_DATA ENTRIES:_

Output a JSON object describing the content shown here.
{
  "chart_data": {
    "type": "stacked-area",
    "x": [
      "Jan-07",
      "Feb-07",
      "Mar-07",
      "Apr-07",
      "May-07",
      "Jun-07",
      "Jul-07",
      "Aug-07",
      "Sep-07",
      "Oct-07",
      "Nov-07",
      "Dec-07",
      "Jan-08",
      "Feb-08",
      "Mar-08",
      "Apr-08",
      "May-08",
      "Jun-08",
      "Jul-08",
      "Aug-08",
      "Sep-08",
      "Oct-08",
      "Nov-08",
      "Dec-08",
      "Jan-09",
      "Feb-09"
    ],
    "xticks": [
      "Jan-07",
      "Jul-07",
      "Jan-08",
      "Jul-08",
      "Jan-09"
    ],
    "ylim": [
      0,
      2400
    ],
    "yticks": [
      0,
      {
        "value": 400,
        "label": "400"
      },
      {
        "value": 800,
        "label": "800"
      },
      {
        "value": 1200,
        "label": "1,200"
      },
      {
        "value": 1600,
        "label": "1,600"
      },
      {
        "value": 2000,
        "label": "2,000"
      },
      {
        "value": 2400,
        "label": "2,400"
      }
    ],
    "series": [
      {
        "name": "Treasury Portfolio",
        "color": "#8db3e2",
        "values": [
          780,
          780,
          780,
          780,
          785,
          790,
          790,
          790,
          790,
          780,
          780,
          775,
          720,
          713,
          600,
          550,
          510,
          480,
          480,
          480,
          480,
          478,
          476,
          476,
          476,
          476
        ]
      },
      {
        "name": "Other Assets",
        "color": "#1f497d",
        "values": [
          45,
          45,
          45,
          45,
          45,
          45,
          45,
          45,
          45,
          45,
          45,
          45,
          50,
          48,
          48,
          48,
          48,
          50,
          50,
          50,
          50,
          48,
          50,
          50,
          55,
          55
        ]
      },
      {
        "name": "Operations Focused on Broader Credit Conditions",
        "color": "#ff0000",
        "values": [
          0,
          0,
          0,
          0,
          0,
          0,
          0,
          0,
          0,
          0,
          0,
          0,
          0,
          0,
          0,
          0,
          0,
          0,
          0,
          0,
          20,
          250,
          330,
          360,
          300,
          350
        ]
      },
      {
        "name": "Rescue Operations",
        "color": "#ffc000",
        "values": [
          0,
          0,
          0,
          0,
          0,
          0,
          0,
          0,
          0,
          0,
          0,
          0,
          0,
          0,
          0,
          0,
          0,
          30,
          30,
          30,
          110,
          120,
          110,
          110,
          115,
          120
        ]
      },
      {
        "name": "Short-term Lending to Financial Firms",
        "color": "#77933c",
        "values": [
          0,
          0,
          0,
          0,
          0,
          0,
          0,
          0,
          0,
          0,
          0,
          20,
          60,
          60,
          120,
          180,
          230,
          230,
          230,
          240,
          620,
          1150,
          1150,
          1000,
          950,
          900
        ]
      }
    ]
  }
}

_WHAT TO WORK ON:_
Show every line of the listing in which the string "Operations" can be found.

_OUTPUT OF THE TASK:_
        "name": "Operations Focused on Broader Credit Conditions",
        "name": "Rescue Operations",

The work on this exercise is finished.